■ **EXERCISE**: For the data below, work out how many lines include the string "maskownicą" and report only the number.
* start *
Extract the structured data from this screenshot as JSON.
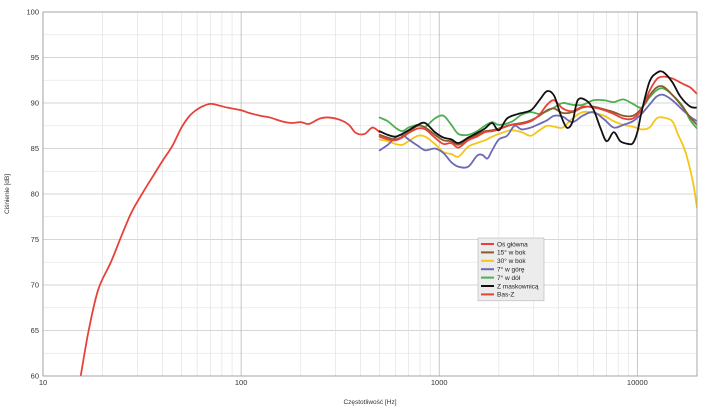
{
  "chart_data": {
    "type": "line",
    "xscale": "log",
    "xlim": [
      10,
      20000
    ],
    "ylim": [
      60,
      100
    ],
    "xlabel": "Częstotliwość [Hz]",
    "ylabel": "Ciśnienie [dB]",
    "grid": true,
    "legend_position": "center-right",
    "x_ticks": [
      10,
      100,
      1000,
      10000
    ],
    "x_tick_labels": [
      "10",
      "100",
      "1000",
      "10000"
    ],
    "y_ticks": [
      60,
      65,
      70,
      75,
      80,
      85,
      90,
      95,
      100
    ],
    "y_tick_labels": [
      "60",
      "65",
      "70",
      "75",
      "80",
      "85",
      "90",
      "95",
      "100"
    ],
    "series": [
      {
        "name": "Bas-Z",
        "color": "#e8413a",
        "points": [
          [
            15.5,
            60
          ],
          [
            17,
            65
          ],
          [
            19,
            69.5
          ],
          [
            22,
            72.5
          ],
          [
            25,
            75.5
          ],
          [
            28,
            78
          ],
          [
            32,
            80.2
          ],
          [
            36,
            82
          ],
          [
            40,
            83.6
          ],
          [
            45,
            85.3
          ],
          [
            50,
            87.3
          ],
          [
            55,
            88.6
          ],
          [
            60,
            89.3
          ],
          [
            65,
            89.7
          ],
          [
            70,
            89.9
          ],
          [
            75,
            89.8
          ],
          [
            85,
            89.5
          ],
          [
            100,
            89.2
          ],
          [
            110,
            88.9
          ],
          [
            125,
            88.6
          ],
          [
            140,
            88.4
          ],
          [
            160,
            88
          ],
          [
            180,
            87.8
          ],
          [
            200,
            87.9
          ],
          [
            220,
            87.7
          ],
          [
            250,
            88.3
          ],
          [
            280,
            88.4
          ],
          [
            320,
            88.1
          ],
          [
            350,
            87.6
          ],
          [
            380,
            86.7
          ],
          [
            420,
            86.6
          ],
          [
            460,
            87.3
          ],
          [
            500,
            86.8
          ]
        ]
      },
      {
        "name": "Oś główna",
        "color": "#e8413a",
        "points": [
          [
            500,
            86.3
          ],
          [
            550,
            86
          ],
          [
            600,
            85.9
          ],
          [
            650,
            86.2
          ],
          [
            700,
            86.7
          ],
          [
            780,
            87.2
          ],
          [
            850,
            87.1
          ],
          [
            950,
            86.2
          ],
          [
            1050,
            85.5
          ],
          [
            1150,
            85.6
          ],
          [
            1250,
            85.1
          ],
          [
            1400,
            85.9
          ],
          [
            1550,
            86.3
          ],
          [
            1700,
            86.8
          ],
          [
            1850,
            86.9
          ],
          [
            2000,
            87.1
          ],
          [
            2300,
            87.6
          ],
          [
            2600,
            87.7
          ],
          [
            2900,
            88
          ],
          [
            3200,
            88.7
          ],
          [
            3500,
            89.8
          ],
          [
            3800,
            90.3
          ],
          [
            4200,
            89.4
          ],
          [
            4700,
            89.1
          ],
          [
            5300,
            89.6
          ],
          [
            6000,
            89.5
          ],
          [
            6800,
            89.2
          ],
          [
            7600,
            88.8
          ],
          [
            8500,
            88.3
          ],
          [
            9500,
            88.3
          ],
          [
            10500,
            89.3
          ],
          [
            11500,
            91.3
          ],
          [
            12500,
            92.6
          ],
          [
            13500,
            92.9
          ],
          [
            15000,
            92.7
          ],
          [
            17000,
            92.1
          ],
          [
            18500,
            91.7
          ],
          [
            20000,
            91
          ]
        ]
      },
      {
        "name": "15° w bok",
        "color": "#8b5a2b",
        "points": [
          [
            500,
            86.5
          ],
          [
            550,
            86.2
          ],
          [
            600,
            86
          ],
          [
            650,
            86.3
          ],
          [
            700,
            86.8
          ],
          [
            780,
            87.5
          ],
          [
            850,
            87.3
          ],
          [
            950,
            86.5
          ],
          [
            1050,
            85.9
          ],
          [
            1150,
            85.8
          ],
          [
            1250,
            85.4
          ],
          [
            1400,
            86
          ],
          [
            1550,
            86.5
          ],
          [
            1700,
            86.9
          ],
          [
            1850,
            87
          ],
          [
            2000,
            87.2
          ],
          [
            2300,
            87.6
          ],
          [
            2600,
            87.8
          ],
          [
            2900,
            88.1
          ],
          [
            3200,
            88.6
          ],
          [
            3500,
            89.2
          ],
          [
            3800,
            89.4
          ],
          [
            4200,
            88.9
          ],
          [
            4700,
            89
          ],
          [
            5300,
            89.5
          ],
          [
            6000,
            89.6
          ],
          [
            6800,
            89.3
          ],
          [
            7600,
            89
          ],
          [
            8500,
            88.6
          ],
          [
            9500,
            88.6
          ],
          [
            10500,
            89.4
          ],
          [
            11500,
            90.8
          ],
          [
            12500,
            91.7
          ],
          [
            13500,
            91.8
          ],
          [
            15000,
            90.9
          ],
          [
            17000,
            89.5
          ],
          [
            18500,
            88.4
          ],
          [
            20000,
            87.6
          ]
        ]
      },
      {
        "name": "30° w bok",
        "color": "#f5c518",
        "points": [
          [
            500,
            86
          ],
          [
            550,
            85.8
          ],
          [
            600,
            85.5
          ],
          [
            650,
            85.4
          ],
          [
            700,
            85.8
          ],
          [
            780,
            86.4
          ],
          [
            850,
            86.3
          ],
          [
            950,
            85.5
          ],
          [
            1050,
            84.6
          ],
          [
            1150,
            84.4
          ],
          [
            1250,
            84.1
          ],
          [
            1400,
            85.2
          ],
          [
            1550,
            85.6
          ],
          [
            1700,
            85.9
          ],
          [
            1850,
            86.3
          ],
          [
            2000,
            86.6
          ],
          [
            2300,
            87
          ],
          [
            2600,
            86.8
          ],
          [
            2900,
            86.4
          ],
          [
            3200,
            87
          ],
          [
            3500,
            87.5
          ],
          [
            3800,
            87.4
          ],
          [
            4200,
            87.3
          ],
          [
            4700,
            88.3
          ],
          [
            5300,
            89
          ],
          [
            6000,
            88.9
          ],
          [
            6800,
            88.6
          ],
          [
            7600,
            88
          ],
          [
            8500,
            87.6
          ],
          [
            9500,
            87.4
          ],
          [
            10500,
            87.1
          ],
          [
            11500,
            87.3
          ],
          [
            12500,
            88.3
          ],
          [
            13500,
            88.4
          ],
          [
            15000,
            88
          ],
          [
            16000,
            86.6
          ],
          [
            17500,
            84.6
          ],
          [
            19000,
            81.5
          ],
          [
            20000,
            78.5
          ]
        ]
      },
      {
        "name": "7° w górę",
        "color": "#6a6ab8",
        "points": [
          [
            500,
            84.8
          ],
          [
            550,
            85.4
          ],
          [
            600,
            86.2
          ],
          [
            650,
            86.5
          ],
          [
            700,
            86
          ],
          [
            780,
            85.3
          ],
          [
            850,
            84.8
          ],
          [
            950,
            85
          ],
          [
            1050,
            84.5
          ],
          [
            1150,
            83.5
          ],
          [
            1250,
            83
          ],
          [
            1400,
            83
          ],
          [
            1550,
            84.2
          ],
          [
            1650,
            84.3
          ],
          [
            1750,
            83.9
          ],
          [
            1850,
            84.8
          ],
          [
            2000,
            86
          ],
          [
            2200,
            86.4
          ],
          [
            2400,
            87.5
          ],
          [
            2600,
            87.1
          ],
          [
            2900,
            87.3
          ],
          [
            3200,
            87.7
          ],
          [
            3500,
            88.1
          ],
          [
            3800,
            88.6
          ],
          [
            4200,
            88.5
          ],
          [
            4700,
            87.9
          ],
          [
            5300,
            88.6
          ],
          [
            6000,
            89
          ],
          [
            6800,
            88.2
          ],
          [
            7600,
            87.3
          ],
          [
            8500,
            87.6
          ],
          [
            9500,
            88
          ],
          [
            10500,
            88.8
          ],
          [
            11500,
            89.8
          ],
          [
            12500,
            90.7
          ],
          [
            13500,
            90.9
          ],
          [
            15000,
            90.3
          ],
          [
            17000,
            89.2
          ],
          [
            18500,
            88.5
          ],
          [
            20000,
            88
          ]
        ]
      },
      {
        "name": "7° w dół",
        "color": "#4caf50",
        "points": [
          [
            500,
            88.4
          ],
          [
            550,
            88
          ],
          [
            600,
            87.3
          ],
          [
            650,
            86.9
          ],
          [
            700,
            87.3
          ],
          [
            780,
            87.6
          ],
          [
            850,
            87.4
          ],
          [
            950,
            88.3
          ],
          [
            1050,
            88.6
          ],
          [
            1150,
            87.6
          ],
          [
            1250,
            86.6
          ],
          [
            1400,
            86.5
          ],
          [
            1550,
            86.9
          ],
          [
            1700,
            87.5
          ],
          [
            1850,
            87.9
          ],
          [
            2000,
            87.6
          ],
          [
            2300,
            87.9
          ],
          [
            2600,
            88.7
          ],
          [
            2900,
            89
          ],
          [
            3200,
            88.8
          ],
          [
            3500,
            89.1
          ],
          [
            3800,
            89.5
          ],
          [
            4200,
            90
          ],
          [
            4700,
            89.8
          ],
          [
            5300,
            89.8
          ],
          [
            6000,
            90.3
          ],
          [
            6800,
            90.3
          ],
          [
            7600,
            90.1
          ],
          [
            8500,
            90.4
          ],
          [
            9500,
            89.9
          ],
          [
            10500,
            89.5
          ],
          [
            11500,
            90.6
          ],
          [
            12500,
            91.4
          ],
          [
            13500,
            91.6
          ],
          [
            15000,
            90.9
          ],
          [
            17000,
            89.6
          ],
          [
            18500,
            88.1
          ],
          [
            20000,
            87.2
          ]
        ]
      },
      {
        "name": "Z maskownicą",
        "color": "#111111",
        "points": [
          [
            500,
            86.9
          ],
          [
            550,
            86.5
          ],
          [
            600,
            86.3
          ],
          [
            650,
            86.6
          ],
          [
            700,
            87
          ],
          [
            780,
            87.6
          ],
          [
            850,
            87.8
          ],
          [
            950,
            86.8
          ],
          [
            1050,
            86.2
          ],
          [
            1150,
            86
          ],
          [
            1250,
            85.6
          ],
          [
            1400,
            86.2
          ],
          [
            1550,
            86.7
          ],
          [
            1700,
            87.2
          ],
          [
            1850,
            87.8
          ],
          [
            2000,
            87
          ],
          [
            2200,
            88.3
          ],
          [
            2500,
            88.8
          ],
          [
            2900,
            89.2
          ],
          [
            3200,
            90.3
          ],
          [
            3500,
            91.3
          ],
          [
            3800,
            90.8
          ],
          [
            4100,
            88.7
          ],
          [
            4400,
            87.3
          ],
          [
            4700,
            87.9
          ],
          [
            5000,
            90.3
          ],
          [
            5500,
            90.3
          ],
          [
            6000,
            89.3
          ],
          [
            6500,
            87.3
          ],
          [
            7000,
            85.8
          ],
          [
            7600,
            86.8
          ],
          [
            8200,
            85.8
          ],
          [
            9000,
            85.5
          ],
          [
            9500,
            85.6
          ],
          [
            10000,
            86.8
          ],
          [
            10500,
            89
          ],
          [
            11500,
            92.3
          ],
          [
            12500,
            93.3
          ],
          [
            13500,
            93.4
          ],
          [
            15000,
            92.3
          ],
          [
            16500,
            90.7
          ],
          [
            18500,
            89.6
          ],
          [
            20000,
            89.5
          ]
        ]
      }
    ],
    "legend": [
      {
        "label": "Oś główna",
        "color": "#e8413a"
      },
      {
        "label": "15° w bok",
        "color": "#8b5a2b"
      },
      {
        "label": "30° w bok",
        "color": "#f5c518"
      },
      {
        "label": "7° w górę",
        "color": "#6a6ab8"
      },
      {
        "label": "7° w dół",
        "color": "#4caf50"
      },
      {
        "label": "Z maskownicą",
        "color": "#111111"
      },
      {
        "label": "Bas-Z",
        "color": "#e8413a"
      }
    ]
  }
}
* end *
■ **EXERCISE ANSWER**: 2